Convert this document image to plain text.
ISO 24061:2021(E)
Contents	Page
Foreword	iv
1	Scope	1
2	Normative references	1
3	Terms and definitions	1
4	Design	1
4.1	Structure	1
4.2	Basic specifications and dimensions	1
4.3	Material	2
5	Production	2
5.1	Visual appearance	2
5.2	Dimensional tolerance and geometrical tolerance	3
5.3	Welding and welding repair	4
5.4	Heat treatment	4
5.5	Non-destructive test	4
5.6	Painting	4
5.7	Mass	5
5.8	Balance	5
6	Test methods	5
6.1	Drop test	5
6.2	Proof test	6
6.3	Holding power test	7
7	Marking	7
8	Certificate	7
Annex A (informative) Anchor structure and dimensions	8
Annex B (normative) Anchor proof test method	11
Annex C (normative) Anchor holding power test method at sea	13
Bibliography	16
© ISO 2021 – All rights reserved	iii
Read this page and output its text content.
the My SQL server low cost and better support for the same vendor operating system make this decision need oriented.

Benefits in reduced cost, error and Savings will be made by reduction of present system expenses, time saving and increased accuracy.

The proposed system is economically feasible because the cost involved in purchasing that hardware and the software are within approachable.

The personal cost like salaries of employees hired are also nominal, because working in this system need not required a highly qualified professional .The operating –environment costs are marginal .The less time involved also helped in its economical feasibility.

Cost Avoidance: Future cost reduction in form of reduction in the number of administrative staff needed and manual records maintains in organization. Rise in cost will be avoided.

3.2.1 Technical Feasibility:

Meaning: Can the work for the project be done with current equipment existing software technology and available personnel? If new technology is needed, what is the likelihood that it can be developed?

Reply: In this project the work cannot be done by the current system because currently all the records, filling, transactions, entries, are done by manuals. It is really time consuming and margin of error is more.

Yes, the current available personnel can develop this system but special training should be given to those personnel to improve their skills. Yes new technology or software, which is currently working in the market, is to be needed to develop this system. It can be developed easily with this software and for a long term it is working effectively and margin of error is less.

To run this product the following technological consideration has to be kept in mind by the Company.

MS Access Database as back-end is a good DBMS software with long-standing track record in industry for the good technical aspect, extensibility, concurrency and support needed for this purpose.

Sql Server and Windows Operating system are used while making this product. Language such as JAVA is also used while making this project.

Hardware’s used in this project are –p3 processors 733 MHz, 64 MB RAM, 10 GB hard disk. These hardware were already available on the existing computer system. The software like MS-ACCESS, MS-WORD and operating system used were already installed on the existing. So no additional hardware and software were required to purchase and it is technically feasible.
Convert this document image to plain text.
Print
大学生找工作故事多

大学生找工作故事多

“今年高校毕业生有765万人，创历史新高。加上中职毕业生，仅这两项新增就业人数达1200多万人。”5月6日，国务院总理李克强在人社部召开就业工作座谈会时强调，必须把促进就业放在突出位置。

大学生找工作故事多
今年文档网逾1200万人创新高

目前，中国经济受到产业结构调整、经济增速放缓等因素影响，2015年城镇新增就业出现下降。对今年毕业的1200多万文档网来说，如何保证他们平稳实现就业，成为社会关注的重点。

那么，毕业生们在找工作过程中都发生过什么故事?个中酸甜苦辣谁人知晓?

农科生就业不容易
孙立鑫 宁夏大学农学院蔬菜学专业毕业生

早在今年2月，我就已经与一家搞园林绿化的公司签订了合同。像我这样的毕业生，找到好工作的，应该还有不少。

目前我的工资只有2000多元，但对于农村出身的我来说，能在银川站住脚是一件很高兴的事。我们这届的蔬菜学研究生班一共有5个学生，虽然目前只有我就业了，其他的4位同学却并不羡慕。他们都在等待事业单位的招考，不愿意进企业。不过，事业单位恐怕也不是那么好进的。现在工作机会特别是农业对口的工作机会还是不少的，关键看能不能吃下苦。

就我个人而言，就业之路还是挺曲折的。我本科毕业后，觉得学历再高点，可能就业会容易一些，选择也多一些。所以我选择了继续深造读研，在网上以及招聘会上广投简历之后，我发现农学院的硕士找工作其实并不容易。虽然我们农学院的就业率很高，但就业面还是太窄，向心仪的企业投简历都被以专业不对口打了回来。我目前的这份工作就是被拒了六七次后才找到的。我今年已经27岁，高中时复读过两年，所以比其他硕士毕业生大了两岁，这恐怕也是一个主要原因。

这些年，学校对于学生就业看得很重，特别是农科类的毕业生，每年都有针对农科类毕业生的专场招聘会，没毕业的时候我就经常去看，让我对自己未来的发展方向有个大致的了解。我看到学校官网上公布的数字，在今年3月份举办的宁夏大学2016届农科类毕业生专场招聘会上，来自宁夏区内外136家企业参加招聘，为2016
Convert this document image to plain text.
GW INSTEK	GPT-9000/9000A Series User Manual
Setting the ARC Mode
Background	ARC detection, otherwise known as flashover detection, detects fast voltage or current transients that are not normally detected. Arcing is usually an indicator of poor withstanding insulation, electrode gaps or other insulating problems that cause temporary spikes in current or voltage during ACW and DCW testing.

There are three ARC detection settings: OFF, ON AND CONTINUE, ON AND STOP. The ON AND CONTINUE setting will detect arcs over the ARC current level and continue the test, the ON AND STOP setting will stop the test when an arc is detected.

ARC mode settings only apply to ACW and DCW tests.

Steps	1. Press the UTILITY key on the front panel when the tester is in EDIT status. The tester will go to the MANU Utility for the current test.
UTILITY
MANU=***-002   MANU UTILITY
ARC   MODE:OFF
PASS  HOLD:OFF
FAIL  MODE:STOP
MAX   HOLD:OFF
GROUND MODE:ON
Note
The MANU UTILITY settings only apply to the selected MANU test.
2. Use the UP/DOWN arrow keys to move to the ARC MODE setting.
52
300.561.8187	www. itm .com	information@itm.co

---

*CHALLENGE*
Produce an exact copy of the whole listing.

*ANSWER TO THE PROBLEM*
Convert this document image to plain text.
ISO 24061:2021(E)
Contents	Page
Foreword	iv
1	Scope	1
2	Normative references	1
3	Terms and definitions	1
4	Design	1
4.1	Structure	1
4.2	Basic specifications and dimensions	1
4.3	Material	2
5	Production	2
5.1	Visual appearance	2
5.2	Dimensional tolerance and geometrical tolerance	3
5.3	Welding and welding repair	4
5.4	Heat treatment	4
5.5	Non-destructive test	4
5.6	Painting	4
5.7	Mass	5
5.8	Balance	5
6	Test methods	5
6.1	Drop test	5
6.2	Proof test	6
6.3	Holding power test	7
7	Marking	7
8	Certificate	7
Annex A (informative) Anchor structure and dimensions	8
Annex B (normative) Anchor proof test method	11
Annex C (normative) Anchor holding power test method at sea	13
Bibliography	16
© ISO 2021 – All rights reserved	iii
Read this page and output its text content.
the My SQL server low cost and better support for the same vendor operating system make this decision need oriented.

Benefits in reduced cost, error and Savings will be made by reduction of present system expenses, time saving and increased accuracy.

The proposed system is economically feasible because the cost involved in purchasing that hardware and the software are within approachable.

The personal cost like salaries of employees hired are also nominal, because working in this system need not required a highly qualified professional .The operating –environment costs are marginal .The less time involved also helped in its economical feasibility.

Cost Avoidance: Future cost reduction in form of reduction in the number of administrative staff needed and manual records maintains in organization. Rise in cost will be avoided.

3.2.1 Technical Feasibility:

Meaning: Can the work for the project be done with current equipment existing software technology and available personnel? If new technology is needed, what is the likelihood that it can be developed?

Reply: In this project the work cannot be done by the current system because currently all the records, filling, transactions, entries, are done by manuals. It is really time consuming and margin of error is more.

Yes, the current available personnel can develop this system but special training should be given to those personnel to improve their skills. Yes new technology or software, which is currently working in the market, is to be needed to develop this system. It can be developed easily with this software and for a long term it is working effectively and margin of error is less.

To run this product the following technological consideration has to be kept in mind by the Company.

MS Access Database as back-end is a good DBMS software with long-standing track record in industry for the good technical aspect, extensibility, concurrency and support needed for this purpose.

Sql Server and Windows Operating system are used while making this product. Language such as JAVA is also used while making this project.

Hardware’s used in this project are –p3 processors 733 MHz, 64 MB RAM, 10 GB hard disk. These hardware were already available on the existing computer system. The software like MS-ACCESS, MS-WORD and operating system used were already installed on the existing. So no additional hardware and software were required to purchase and it is technically feasible.
Convert this document image to plain text.
Print
大学生找工作故事多

大学生找工作故事多

“今年高校毕业生有765万人，创历史新高。加上中职毕业生，仅这两项新增就业人数达1200多万人。”5月6日，国务院总理李克强在人社部召开就业工作座谈会时强调，必须把促进就业放在突出位置。

大学生找工作故事多
今年文档网逾1200万人创新高

目前，中国经济受到产业结构调整、经济增速放缓等因素影响，2015年城镇新增就业出现下降。对今年毕业的1200多万文档网来说，如何保证他们平稳实现就业，成为社会关注的重点。

那么，毕业生们在找工作过程中都发生过什么故事?个中酸甜苦辣谁人知晓?

农科生就业不容易
孙立鑫 宁夏大学农学院蔬菜学专业毕业生

早在今年2月，我就已经与一家搞园林绿化的公司签订了合同。像我这样的毕业生，找到好工作的，应该还有不少。

目前我的工资只有2000多元，但对于农村出身的我来说，能在银川站住脚是一件很高兴的事。我们这届的蔬菜学研究生班一共有5个学生，虽然目前只有我就业了，其他的4位同学却并不羡慕。他们都在等待事业单位的招考，不愿意进企业。不过，事业单位恐怕也不是那么好进的。现在工作机会特别是农业对口的工作机会还是不少的，关键看能不能吃下苦。

就我个人而言，就业之路还是挺曲折的。我本科毕业后，觉得学历再高点，可能就业会容易一些，选择也多一些。所以我选择了继续深造读研，在网上以及招聘会上广投简历之后，我发现农学院的硕士找工作其实并不容易。虽然我们农学院的就业率很高，但就业面还是太窄，向心仪的企业投简历都被以专业不对口打了回来。我目前的这份工作就是被拒了六七次后才找到的。我今年已经27岁，高中时复读过两年，所以比其他硕士毕业生大了两岁，这恐怕也是一个主要原因。

这些年，学校对于学生就业看得很重，特别是农科类的毕业生，每年都有针对农科类毕业生的专场招聘会，没毕业的时候我就经常去看，让我对自己未来的发展方向有个大致的了解。我看到学校官网上公布的数字，在今年3月份举办的宁夏大学2016届农科类毕业生专场招聘会上，来自宁夏区内外136家企业参加招聘，为2016
Convert this document image to plain text.
GW INSTEK	GPT-9000/9000A Series User Manual
Setting the ARC Mode
Background	ARC detection, otherwise known as flashover detection, detects fast voltage or current transients that are not normally detected. Arcing is usually an indicator of poor withstanding insulation, electrode gaps or other insulating problems that cause temporary spikes in current or voltage during ACW and DCW testing.

There are three ARC detection settings: OFF, ON AND CONTINUE, ON AND STOP. The ON AND CONTINUE setting will detect arcs over the ARC current level and continue the test, the ON AND STOP setting will stop the test when an arc is detected.

ARC mode settings only apply to ACW and DCW tests.

Steps	1. Press the UTILITY key on the front panel when the tester is in EDIT status. The tester will go to the MANU Utility for the current test.
UTILITY
MANU=***-002   MANU UTILITY
ARC   MODE:OFF
PASS  HOLD:OFF
FAIL  MODE:STOP
MAX   HOLD:OFF
GROUND MODE:ON
Note
The MANU UTILITY settings only apply to the selected MANU test.
2. Use the UP/DOWN arrow keys to move to the ARC MODE setting.
52
300.561.8187	www. itm .com	information@itm.co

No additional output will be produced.